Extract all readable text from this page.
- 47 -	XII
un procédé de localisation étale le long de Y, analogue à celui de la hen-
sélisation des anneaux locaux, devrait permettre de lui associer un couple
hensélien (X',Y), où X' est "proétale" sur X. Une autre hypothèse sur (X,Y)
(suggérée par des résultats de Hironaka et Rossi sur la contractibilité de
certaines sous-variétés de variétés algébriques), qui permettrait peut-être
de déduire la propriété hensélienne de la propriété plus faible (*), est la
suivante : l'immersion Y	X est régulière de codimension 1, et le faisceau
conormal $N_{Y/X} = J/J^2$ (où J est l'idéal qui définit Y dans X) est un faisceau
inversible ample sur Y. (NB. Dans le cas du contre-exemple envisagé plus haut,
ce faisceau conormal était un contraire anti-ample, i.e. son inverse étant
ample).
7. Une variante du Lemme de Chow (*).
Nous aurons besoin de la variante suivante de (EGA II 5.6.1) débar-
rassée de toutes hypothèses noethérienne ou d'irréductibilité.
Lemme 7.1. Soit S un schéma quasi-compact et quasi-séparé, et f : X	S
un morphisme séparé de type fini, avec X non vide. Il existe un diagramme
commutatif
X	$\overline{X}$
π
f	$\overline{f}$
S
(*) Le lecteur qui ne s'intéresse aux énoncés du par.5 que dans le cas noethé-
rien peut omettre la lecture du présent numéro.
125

════════

■ EXERCISE INSTRUCTIONS: Exactly reproduce all of the entries above.

■ ANSWER IN FULL:
Extract all readable text from this page.
- 47 -	XII
un procédé de localisation étale le long de Y, analogue à celui de la hen-
sélisation des anneaux locaux, devrait permettre de lui associer un couple
hensélien (X',Y), où X' est "proétale" sur X. Une autre hypothèse sur (X,Y)
(suggérée par des résultats de Hironaka et Rossi sur la contractibilité de
certaines sous-variétés de variétés algébriques), qui permettrait peut-être
de déduire la propriété hensélienne de la propriété plus faible (*), est la
suivante : l'immersion Y	X est régulière de codimension 1, et le faisceau
conormal $N_{Y/X} = J/J^2$ (où J est l'idéal qui définit Y dans X) est un faisceau
inversible ample sur Y. (NB. Dans le cas du contre-exemple envisagé plus haut,
ce faisceau conormal était un contraire anti-ample, i.e. son inverse étant
ample).
7. Une variante du Lemme de Chow (*).
Nous aurons besoin de la variante suivante de (EGA II 5.6.1) débar-
rassée de toutes hypothèses noethérienne ou d'irréductibilité.
Lemme 7.1. Soit S un schéma quasi-compact et quasi-séparé, et f : X	S
un morphisme séparé de type fini, avec X non vide. Il existe un diagramme
commutatif
X	$\overline{X}$
π
f	$\overline{f}$
S
(*) Le lecteur qui ne s'intéresse aux énoncés du par.5 que dans le cas noethé-
rien peut omettre la lecture du présent numéro.
125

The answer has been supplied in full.